■ A run of records:

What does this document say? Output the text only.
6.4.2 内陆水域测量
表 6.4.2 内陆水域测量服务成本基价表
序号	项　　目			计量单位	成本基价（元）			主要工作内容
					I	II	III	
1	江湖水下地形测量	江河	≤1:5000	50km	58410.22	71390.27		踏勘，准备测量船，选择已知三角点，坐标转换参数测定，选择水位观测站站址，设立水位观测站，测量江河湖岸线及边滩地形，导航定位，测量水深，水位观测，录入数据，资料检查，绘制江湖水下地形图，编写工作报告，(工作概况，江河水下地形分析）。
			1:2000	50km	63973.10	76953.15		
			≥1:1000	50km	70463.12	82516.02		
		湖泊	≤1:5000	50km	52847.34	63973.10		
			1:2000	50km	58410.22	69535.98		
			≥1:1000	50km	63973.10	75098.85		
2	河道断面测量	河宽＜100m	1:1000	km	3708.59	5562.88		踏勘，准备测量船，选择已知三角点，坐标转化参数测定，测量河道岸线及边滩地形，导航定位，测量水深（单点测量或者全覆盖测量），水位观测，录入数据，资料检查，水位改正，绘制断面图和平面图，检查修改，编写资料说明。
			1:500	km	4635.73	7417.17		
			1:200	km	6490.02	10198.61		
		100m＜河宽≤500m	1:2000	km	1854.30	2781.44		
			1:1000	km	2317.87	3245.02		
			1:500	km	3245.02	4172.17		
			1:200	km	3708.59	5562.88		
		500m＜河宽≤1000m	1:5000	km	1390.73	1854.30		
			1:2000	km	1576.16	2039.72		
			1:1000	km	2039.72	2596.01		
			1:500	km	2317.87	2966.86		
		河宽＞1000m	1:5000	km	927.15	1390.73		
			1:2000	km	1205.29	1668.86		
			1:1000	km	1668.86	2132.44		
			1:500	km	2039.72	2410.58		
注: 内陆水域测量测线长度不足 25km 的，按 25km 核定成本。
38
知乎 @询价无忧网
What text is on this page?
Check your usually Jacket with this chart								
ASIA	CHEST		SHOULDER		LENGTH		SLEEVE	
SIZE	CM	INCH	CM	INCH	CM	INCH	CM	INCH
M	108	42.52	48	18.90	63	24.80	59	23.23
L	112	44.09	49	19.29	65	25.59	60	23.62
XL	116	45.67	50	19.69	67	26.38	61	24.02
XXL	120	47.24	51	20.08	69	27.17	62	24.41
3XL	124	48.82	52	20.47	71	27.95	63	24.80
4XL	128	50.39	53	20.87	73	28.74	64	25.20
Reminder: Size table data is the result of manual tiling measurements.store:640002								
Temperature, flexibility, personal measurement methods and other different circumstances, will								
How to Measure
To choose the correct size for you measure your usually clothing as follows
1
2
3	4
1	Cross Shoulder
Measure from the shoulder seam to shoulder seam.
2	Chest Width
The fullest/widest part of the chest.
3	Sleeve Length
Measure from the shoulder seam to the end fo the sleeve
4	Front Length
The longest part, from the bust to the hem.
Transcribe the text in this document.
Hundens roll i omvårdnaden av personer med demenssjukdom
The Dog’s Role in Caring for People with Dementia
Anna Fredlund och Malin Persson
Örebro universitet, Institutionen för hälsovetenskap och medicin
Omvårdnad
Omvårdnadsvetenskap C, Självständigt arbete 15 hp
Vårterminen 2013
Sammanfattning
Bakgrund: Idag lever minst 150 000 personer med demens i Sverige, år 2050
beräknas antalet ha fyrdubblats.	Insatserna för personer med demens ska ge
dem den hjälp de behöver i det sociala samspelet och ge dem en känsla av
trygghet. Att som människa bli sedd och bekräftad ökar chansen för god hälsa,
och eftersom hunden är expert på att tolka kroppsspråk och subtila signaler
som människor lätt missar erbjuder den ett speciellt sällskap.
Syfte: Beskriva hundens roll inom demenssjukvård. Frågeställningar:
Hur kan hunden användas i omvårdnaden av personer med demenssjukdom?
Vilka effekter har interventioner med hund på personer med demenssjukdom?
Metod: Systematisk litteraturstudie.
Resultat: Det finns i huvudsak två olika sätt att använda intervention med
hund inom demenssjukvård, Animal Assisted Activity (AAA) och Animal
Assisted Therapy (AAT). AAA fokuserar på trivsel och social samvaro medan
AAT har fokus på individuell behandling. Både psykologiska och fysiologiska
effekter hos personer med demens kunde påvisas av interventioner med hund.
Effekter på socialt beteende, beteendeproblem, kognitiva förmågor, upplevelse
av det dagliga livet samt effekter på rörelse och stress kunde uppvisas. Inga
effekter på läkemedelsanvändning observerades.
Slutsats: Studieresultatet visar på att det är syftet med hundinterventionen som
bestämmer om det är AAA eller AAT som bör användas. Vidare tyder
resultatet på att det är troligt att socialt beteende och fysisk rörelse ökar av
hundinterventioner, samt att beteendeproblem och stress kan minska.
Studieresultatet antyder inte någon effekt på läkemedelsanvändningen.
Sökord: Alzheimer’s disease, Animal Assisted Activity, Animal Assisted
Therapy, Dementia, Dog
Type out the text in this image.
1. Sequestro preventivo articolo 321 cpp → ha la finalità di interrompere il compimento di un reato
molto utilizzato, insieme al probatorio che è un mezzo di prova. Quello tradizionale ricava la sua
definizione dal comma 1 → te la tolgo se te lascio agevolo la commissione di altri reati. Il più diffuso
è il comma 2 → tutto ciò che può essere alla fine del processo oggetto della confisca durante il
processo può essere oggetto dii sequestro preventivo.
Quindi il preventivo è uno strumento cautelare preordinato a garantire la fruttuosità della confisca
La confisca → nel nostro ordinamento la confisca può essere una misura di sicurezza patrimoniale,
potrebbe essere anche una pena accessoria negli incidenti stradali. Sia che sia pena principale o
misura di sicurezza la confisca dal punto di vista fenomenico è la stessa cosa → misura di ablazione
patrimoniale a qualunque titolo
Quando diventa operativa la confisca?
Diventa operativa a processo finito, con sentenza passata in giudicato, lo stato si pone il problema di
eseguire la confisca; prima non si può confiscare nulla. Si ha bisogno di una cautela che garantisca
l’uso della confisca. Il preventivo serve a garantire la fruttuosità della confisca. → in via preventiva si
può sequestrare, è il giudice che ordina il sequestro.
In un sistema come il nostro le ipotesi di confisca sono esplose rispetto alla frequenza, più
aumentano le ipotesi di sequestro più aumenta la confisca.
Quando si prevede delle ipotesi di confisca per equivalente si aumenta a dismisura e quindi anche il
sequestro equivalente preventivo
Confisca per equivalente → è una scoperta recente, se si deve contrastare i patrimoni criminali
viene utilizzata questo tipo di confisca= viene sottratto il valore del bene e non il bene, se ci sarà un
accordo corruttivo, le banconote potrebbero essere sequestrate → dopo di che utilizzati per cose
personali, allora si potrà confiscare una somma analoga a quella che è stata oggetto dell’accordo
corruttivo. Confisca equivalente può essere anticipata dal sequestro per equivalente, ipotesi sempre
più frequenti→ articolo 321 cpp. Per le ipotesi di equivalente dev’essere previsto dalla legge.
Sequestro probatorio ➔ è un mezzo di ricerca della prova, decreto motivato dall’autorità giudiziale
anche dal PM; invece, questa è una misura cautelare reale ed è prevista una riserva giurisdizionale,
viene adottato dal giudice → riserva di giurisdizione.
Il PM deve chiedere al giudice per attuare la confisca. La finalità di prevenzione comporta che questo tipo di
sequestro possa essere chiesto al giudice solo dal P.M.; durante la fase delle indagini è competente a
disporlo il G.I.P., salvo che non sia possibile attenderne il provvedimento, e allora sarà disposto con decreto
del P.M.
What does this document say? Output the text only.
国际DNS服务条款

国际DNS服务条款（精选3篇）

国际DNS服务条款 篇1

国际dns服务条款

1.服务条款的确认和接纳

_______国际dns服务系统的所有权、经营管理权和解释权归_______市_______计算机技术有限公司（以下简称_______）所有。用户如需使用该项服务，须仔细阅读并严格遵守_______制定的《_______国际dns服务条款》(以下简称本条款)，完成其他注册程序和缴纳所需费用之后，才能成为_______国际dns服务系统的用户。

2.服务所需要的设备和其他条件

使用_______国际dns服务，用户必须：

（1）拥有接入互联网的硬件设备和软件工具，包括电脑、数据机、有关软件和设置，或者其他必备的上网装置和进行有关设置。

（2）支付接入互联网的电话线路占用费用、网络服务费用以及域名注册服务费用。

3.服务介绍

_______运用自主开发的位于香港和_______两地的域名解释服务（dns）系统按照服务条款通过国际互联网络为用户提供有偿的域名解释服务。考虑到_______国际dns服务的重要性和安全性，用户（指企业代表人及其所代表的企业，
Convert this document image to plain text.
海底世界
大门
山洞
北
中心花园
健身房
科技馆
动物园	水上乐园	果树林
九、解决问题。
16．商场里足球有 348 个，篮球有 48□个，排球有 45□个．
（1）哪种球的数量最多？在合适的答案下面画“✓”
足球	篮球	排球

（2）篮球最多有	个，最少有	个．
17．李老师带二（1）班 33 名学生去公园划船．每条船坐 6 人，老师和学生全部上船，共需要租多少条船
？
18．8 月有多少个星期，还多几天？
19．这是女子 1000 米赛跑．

■ SET PROBLEM:
What is the number of lines in the listing that contain the string "this"? Reply with that number alone.

■ REPLY TO THE TASK:
7